Could you write out the records below exactly as they appear, leaving out any pictures?

(Figure record listings)
--

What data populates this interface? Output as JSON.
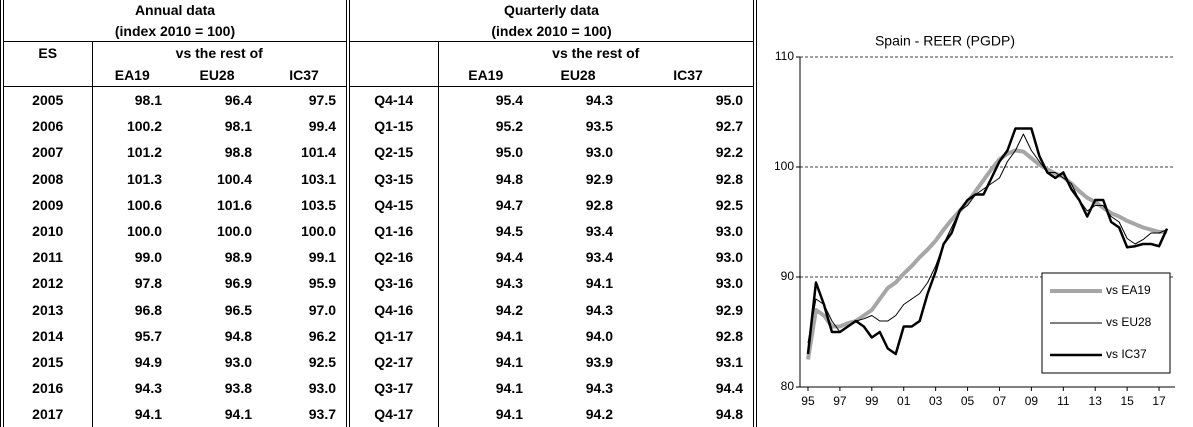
{
  "table": {
    "groups": [
      {
        "title": "Annual data",
        "subtitle": "(index 2010 = 100)",
        "vs": "vs the rest of",
        "columns": [
          "EA19",
          "EU28",
          "IC37"
        ]
      },
      {
        "title": "Quarterly data",
        "subtitle": "(index 2010 = 100)",
        "vs": "vs the rest of",
        "columns": [
          "EA19",
          "EU28",
          "IC37"
        ]
      }
    ],
    "corner": "ES",
    "rows": [
      [
        "2005",
        "98.1",
        "96.4",
        "97.5",
        "Q4-14",
        "95.4",
        "94.3",
        "95.0"
      ],
      [
        "2006",
        "100.2",
        "98.1",
        "99.4",
        "Q1-15",
        "95.2",
        "93.5",
        "92.7"
      ],
      [
        "2007",
        "101.2",
        "98.8",
        "101.4",
        "Q2-15",
        "95.0",
        "93.0",
        "92.2"
      ],
      [
        "2008",
        "101.3",
        "100.4",
        "103.1",
        "Q3-15",
        "94.8",
        "92.9",
        "92.8"
      ],
      [
        "2009",
        "100.6",
        "101.6",
        "103.5",
        "Q4-15",
        "94.7",
        "92.8",
        "92.5"
      ],
      [
        "2010",
        "100.0",
        "100.0",
        "100.0",
        "Q1-16",
        "94.5",
        "93.4",
        "93.0"
      ],
      [
        "2011",
        "99.0",
        "98.9",
        "99.1",
        "Q2-16",
        "94.4",
        "93.4",
        "93.0"
      ],
      [
        "2012",
        "97.8",
        "96.9",
        "95.9",
        "Q3-16",
        "94.3",
        "94.1",
        "93.0"
      ],
      [
        "2013",
        "96.8",
        "96.5",
        "97.0",
        "Q4-16",
        "94.2",
        "94.3",
        "92.9"
      ],
      [
        "2014",
        "95.7",
        "94.8",
        "96.2",
        "Q1-17",
        "94.1",
        "94.0",
        "92.8"
      ],
      [
        "2015",
        "94.9",
        "93.0",
        "92.5",
        "Q2-17",
        "94.1",
        "93.9",
        "93.1"
      ],
      [
        "2016",
        "94.3",
        "93.8",
        "93.0",
        "Q3-17",
        "94.1",
        "94.3",
        "94.4"
      ],
      [
        "2017",
        "94.1",
        "94.1",
        "93.7",
        "Q4-17",
        "94.1",
        "94.2",
        "94.8"
      ]
    ]
  },
  "chart_data": {
    "type": "line",
    "title": "Spain - REER (PGDP)",
    "x": [
      1995,
      1995.5,
      1996,
      1996.5,
      1997,
      1997.5,
      1998,
      1998.5,
      1999,
      1999.5,
      2000,
      2000.5,
      2001,
      2001.5,
      2002,
      2002.5,
      2003,
      2003.5,
      2004,
      2004.5,
      2005,
      2005.5,
      2006,
      2006.5,
      2007,
      2007.5,
      2008,
      2008.5,
      2009,
      2009.5,
      2010,
      2010.5,
      2011,
      2011.5,
      2012,
      2012.5,
      2013,
      2013.5,
      2014,
      2014.5,
      2015,
      2015.5,
      2016,
      2016.5,
      2017,
      2017.5
    ],
    "xlim": [
      1994.5,
      2018
    ],
    "xticks": [
      {
        "value": 1995,
        "label": "95"
      },
      {
        "value": 1997,
        "label": "97"
      },
      {
        "value": 1999,
        "label": "99"
      },
      {
        "value": 2001,
        "label": "01"
      },
      {
        "value": 2003,
        "label": "03"
      },
      {
        "value": 2005,
        "label": "05"
      },
      {
        "value": 2007,
        "label": "07"
      },
      {
        "value": 2009,
        "label": "09"
      },
      {
        "value": 2011,
        "label": "11"
      },
      {
        "value": 2013,
        "label": "13"
      },
      {
        "value": 2015,
        "label": "15"
      },
      {
        "value": 2017,
        "label": "17"
      }
    ],
    "ylim": [
      80,
      110
    ],
    "yticks": [
      80,
      90,
      100,
      110
    ],
    "grid": true,
    "legend": "lower right",
    "series": [
      {
        "name": "vs EA19",
        "color": "#a6a6a6",
        "width": 4,
        "values": [
          82.5,
          87,
          86.5,
          85.5,
          85.5,
          85.8,
          86,
          86.5,
          87,
          88,
          89,
          89.5,
          90.3,
          91,
          91.8,
          92.5,
          93.3,
          94.3,
          95.2,
          96,
          96.8,
          97.8,
          98.8,
          99.8,
          100.7,
          101.2,
          101.5,
          101.4,
          100.8,
          100.2,
          99.8,
          99.4,
          99.1,
          98.5,
          97.8,
          97.2,
          96.8,
          96.3,
          95.8,
          95.5,
          95.1,
          94.8,
          94.5,
          94.3,
          94.1,
          94.1
        ]
      },
      {
        "name": "vs EU28",
        "color": "#000000",
        "width": 1,
        "values": [
          84,
          88,
          87.5,
          86,
          85,
          85.5,
          86,
          86.2,
          86.5,
          86,
          86,
          86.5,
          87.5,
          88,
          88.5,
          89.5,
          91,
          93,
          94.5,
          96,
          96.5,
          97.5,
          98,
          98.5,
          99,
          100.5,
          101.5,
          103,
          101.5,
          100.5,
          99.5,
          99.5,
          99,
          98.5,
          97,
          96,
          96.5,
          96.5,
          95.5,
          95,
          93.5,
          93,
          93.4,
          94,
          94,
          94.3
        ]
      },
      {
        "name": "vs IC37",
        "color": "#000000",
        "width": 2.5,
        "values": [
          83,
          89.5,
          87.5,
          85,
          85,
          85.5,
          86,
          85.5,
          84.5,
          85,
          83.5,
          83,
          85.5,
          85.5,
          86,
          88.5,
          90.5,
          93,
          94,
          96,
          97,
          97.5,
          97.5,
          99,
          100.5,
          101.5,
          103.5,
          103.5,
          103.5,
          101,
          99.5,
          99,
          99.5,
          98,
          97,
          95.5,
          97,
          97,
          95,
          94.5,
          92.7,
          92.8,
          93,
          93,
          92.8,
          94.4
        ]
      }
    ]
  }
}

--

**Worked answer**:
What data populates this interface? Output as JSON.
{
  "table": {
    "groups": [
      {
        "title": "Annual data",
        "subtitle": "(index 2010 = 100)",
        "vs": "vs the rest of",
        "columns": [
          "EA19",
          "EU28",
          "IC37"
        ]
      },
      {
        "title": "Quarterly data",
        "subtitle": "(index 2010 = 100)",
        "vs": "vs the rest of",
        "columns": [
          "EA19",
          "EU28",
          "IC37"
        ]
      }
    ],
    "corner": "ES",
    "rows": [
      [
        "2005",
        "98.1",
        "96.4",
        "97.5",
        "Q4-14",
        "95.4",
        "94.3",
        "95.0"
      ],
      [
        "2006",
        "100.2",
        "98.1",
        "99.4",
        "Q1-15",
        "95.2",
        "93.5",
        "92.7"
      ],
      [
        "2007",
        "101.2",
        "98.8",
        "101.4",
        "Q2-15",
        "95.0",
        "93.0",
        "92.2"
      ],
      [
        "2008",
        "101.3",
        "100.4",
        "103.1",
        "Q3-15",
        "94.8",
        "92.9",
        "92.8"
      ],
      [
        "2009",
        "100.6",
        "101.6",
        "103.5",
        "Q4-15",
        "94.7",
        "92.8",
        "92.5"
      ],
      [
        "2010",
        "100.0",
        "100.0",
        "100.0",
        "Q1-16",
        "94.5",
        "93.4",
        "93.0"
      ],
      [
        "2011",
        "99.0",
        "98.9",
        "99.1",
        "Q2-16",
        "94.4",
        "93.4",
        "93.0"
      ],
      [
        "2012",
        "97.8",
        "96.9",
        "95.9",
        "Q3-16",
        "94.3",
        "94.1",
        "93.0"
      ],
      [
        "2013",
        "96.8",
        "96.5",
        "97.0",
        "Q4-16",
        "94.2",
        "94.3",
        "92.9"
      ],
      [
        "2014",
        "95.7",
        "94.8",
        "96.2",
        "Q1-17",
        "94.1",
        "94.0",
        "92.8"
      ],
      [
        "2015",
        "94.9",
        "93.0",
        "92.5",
        "Q2-17",
        "94.1",
        "93.9",
        "93.1"
      ],
      [
        "2016",
        "94.3",
        "93.8",
        "93.0",
        "Q3-17",
        "94.1",
        "94.3",
        "94.4"
      ],
      [
        "2017",
        "94.1",
        "94.1",
        "93.7",
        "Q4-17",
        "94.1",
        "94.2",
        "94.8"
      ]
    ]
  },
  "chart_data": {
    "type": "line",
    "title": "Spain - REER (PGDP)",
    "x": [
      1995,
      1995.5,
      1996,
      1996.5,
      1997,
      1997.5,
      1998,
      1998.5,
      1999,
      1999.5,
      2000,
      2000.5,
      2001,
      2001.5,
      2002,
      2002.5,
      2003,
      2003.5,
      2004,
      2004.5,
      2005,
      2005.5,
      2006,
      2006.5,
      2007,
      2007.5,
      2008,
      2008.5,
      2009,
      2009.5,
      2010,
      2010.5,
      2011,
      2011.5,
      2012,
      2012.5,
      2013,
      2013.5,
      2014,
      2014.5,
      2015,
      2015.5,
      2016,
      2016.5,
      2017,
      2017.5
    ],
    "xlim": [
      1994.5,
      2018
    ],
    "xticks": [
      {
        "value": 1995,
        "label": "95"
      },
      {
        "value": 1997,
        "label": "97"
      },
      {
        "value": 1999,
        "label": "99"
      },
      {
        "value": 2001,
        "label": "01"
      },
      {
        "value": 2003,
        "label": "03"
      },
      {
        "value": 2005,
        "label": "05"
      },
      {
        "value": 2007,
        "label": "07"
      },
      {
        "value": 2009,
        "label": "09"
      },
      {
        "value": 2011,
        "label": "11"
      },
      {
        "value": 2013,
        "label": "13"
      },
      {
        "value": 2015,
        "label": "15"
      },
      {
        "value": 2017,
        "label": "17"
      }
    ],
    "ylim": [
      80,
      110
    ],
    "yticks": [
      80,
      90,
      100,
      110
    ],
    "grid": true,
    "legend": "lower right",
    "series": [
      {
        "name": "vs EA19",
        "color": "#a6a6a6",
        "width": 4,
        "values": [
          82.5,
          87,
          86.5,
          85.5,
          85.5,
          85.8,
          86,
          86.5,
          87,
          88,
          89,
          89.5,
          90.3,
          91,
          91.8,
          92.5,
          93.3,
          94.3,
          95.2,
          96,
          96.8,
          97.8,
          98.8,
          99.8,
          100.7,
          101.2,
          101.5,
          101.4,
          100.8,
          100.2,
          99.8,
          99.4,
          99.1,
          98.5,
          97.8,
          97.2,
          96.8,
          96.3,
          95.8,
          95.5,
          95.1,
          94.8,
          94.5,
          94.3,
          94.1,
          94.1
        ]
      },
      {
        "name": "vs EU28",
        "color": "#000000",
        "width": 1,
        "values": [
          84,
          88,
          87.5,
          86,
          85,
          85.5,
          86,
          86.2,
          86.5,
          86,
          86,
          86.5,
          87.5,
          88,
          88.5,
          89.5,
          91,
          93,
          94.5,
          96,
          96.5,
          97.5,
          98,
          98.5,
          99,
          100.5,
          101.5,
          103,
          101.5,
          100.5,
          99.5,
          99.5,
          99,
          98.5,
          97,
          96,
          96.5,
          96.5,
          95.5,
          95,
          93.5,
          93,
          93.4,
          94,
          94,
          94.3
        ]
      },
      {
        "name": "vs IC37",
        "color": "#000000",
        "width": 2.5,
        "values": [
          83,
          89.5,
          87.5,
          85,
          85,
          85.5,
          86,
          85.5,
          84.5,
          85,
          83.5,
          83,
          85.5,
          85.5,
          86,
          88.5,
          90.5,
          93,
          94,
          96,
          97,
          97.5,
          97.5,
          99,
          100.5,
          101.5,
          103.5,
          103.5,
          103.5,
          101,
          99.5,
          99,
          99.5,
          98,
          97,
          95.5,
          97,
          97,
          95,
          94.5,
          92.7,
          92.8,
          93,
          93,
          92.8,
          94.4
        ]
      }
    ]
  }
}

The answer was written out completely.